Document page transcription items |
□ □ □ □ □

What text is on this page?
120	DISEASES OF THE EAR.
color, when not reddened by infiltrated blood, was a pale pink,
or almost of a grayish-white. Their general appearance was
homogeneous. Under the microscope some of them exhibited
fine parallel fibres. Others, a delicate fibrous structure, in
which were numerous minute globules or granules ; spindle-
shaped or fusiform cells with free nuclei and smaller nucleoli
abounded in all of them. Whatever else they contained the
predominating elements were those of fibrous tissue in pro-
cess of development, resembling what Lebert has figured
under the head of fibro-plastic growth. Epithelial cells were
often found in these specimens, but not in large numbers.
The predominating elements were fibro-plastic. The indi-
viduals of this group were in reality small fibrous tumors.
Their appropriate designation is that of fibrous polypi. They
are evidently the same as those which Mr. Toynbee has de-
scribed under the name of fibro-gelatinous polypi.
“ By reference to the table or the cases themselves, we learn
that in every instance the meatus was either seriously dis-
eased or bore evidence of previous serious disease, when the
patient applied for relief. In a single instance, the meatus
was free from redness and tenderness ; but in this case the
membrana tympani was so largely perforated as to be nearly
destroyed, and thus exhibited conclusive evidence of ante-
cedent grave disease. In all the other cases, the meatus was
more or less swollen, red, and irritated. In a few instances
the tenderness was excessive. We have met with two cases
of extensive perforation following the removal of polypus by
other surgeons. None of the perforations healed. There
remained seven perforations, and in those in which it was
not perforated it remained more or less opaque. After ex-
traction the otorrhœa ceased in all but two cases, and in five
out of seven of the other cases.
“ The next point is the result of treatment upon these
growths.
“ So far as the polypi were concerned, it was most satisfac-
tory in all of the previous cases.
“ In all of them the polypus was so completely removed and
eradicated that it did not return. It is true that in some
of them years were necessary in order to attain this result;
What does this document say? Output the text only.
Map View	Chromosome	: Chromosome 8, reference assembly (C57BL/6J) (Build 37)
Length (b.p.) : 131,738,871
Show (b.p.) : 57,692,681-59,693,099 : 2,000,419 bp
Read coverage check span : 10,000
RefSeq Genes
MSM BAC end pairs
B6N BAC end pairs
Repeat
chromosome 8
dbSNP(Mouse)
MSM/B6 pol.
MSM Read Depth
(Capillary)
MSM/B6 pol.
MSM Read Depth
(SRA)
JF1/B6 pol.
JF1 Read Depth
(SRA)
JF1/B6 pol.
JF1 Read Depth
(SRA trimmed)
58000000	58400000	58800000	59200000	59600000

□ □ □ □ □

PROBLEM STATEMENT |
Give back the data above exactly, so that every line matches.

ANSWER TO THIS PROBLEM |
What text is on this page?
120	DISEASES OF THE EAR.
color, when not reddened by infiltrated blood, was a pale pink,
or almost of a grayish-white. Their general appearance was
homogeneous. Under the microscope some of them exhibited
fine parallel fibres. Others, a delicate fibrous structure, in
which were numerous minute globules or granules ; spindle-
shaped or fusiform cells with free nuclei and smaller nucleoli
abounded in all of them. Whatever else they contained the
predominating elements were those of fibrous tissue in pro-
cess of development, resembling what Lebert has figured
under the head of fibro-plastic growth. Epithelial cells were
often found in these specimens, but not in large numbers.
The predominating elements were fibro-plastic. The indi-
viduals of this group were in reality small fibrous tumors.
Their appropriate designation is that of fibrous polypi. They
are evidently the same as those which Mr. Toynbee has de-
scribed under the name of fibro-gelatinous polypi.
“ By reference to the table or the cases themselves, we learn
that in every instance the meatus was either seriously dis-
eased or bore evidence of previous serious disease, when the
patient applied for relief. In a single instance, the meatus
was free from redness and tenderness ; but in this case the
membrana tympani was so largely perforated as to be nearly
destroyed, and thus exhibited conclusive evidence of ante-
cedent grave disease. In all the other cases, the meatus was
more or less swollen, red, and irritated. In a few instances
the tenderness was excessive. We have met with two cases
of extensive perforation following the removal of polypus by
other surgeons. None of the perforations healed. There
remained seven perforations, and in those in which it was
not perforated it remained more or less opaque. After ex-
traction the otorrhœa ceased in all but two cases, and in five
out of seven of the other cases.
“ The next point is the result of treatment upon these
growths.
“ So far as the polypi were concerned, it was most satisfac-
tory in all of the previous cases.
“ In all of them the polypus was so completely removed and
eradicated that it did not return. It is true that in some
of them years were necessary in order to attain this result;
What does this document say? Output the text only.
Map View	Chromosome	: Chromosome 8, reference assembly (C57BL/6J) (Build 37)
Length (b.p.) : 131,738,871
Show (b.p.) : 57,692,681-59,693,099 : 2,000,419 bp
Read coverage check span : 10,000
RefSeq Genes
MSM BAC end pairs
B6N BAC end pairs
Repeat
chromosome 8
dbSNP(Mouse)
MSM/B6 pol.
MSM Read Depth
(Capillary)
MSM/B6 pol.
MSM Read Depth
(SRA)
JF1/B6 pol.
JF1 Read Depth
(SRA)
JF1/B6 pol.
JF1 Read Depth
(SRA trimmed)
58000000	58400000	58800000	59200000	59600000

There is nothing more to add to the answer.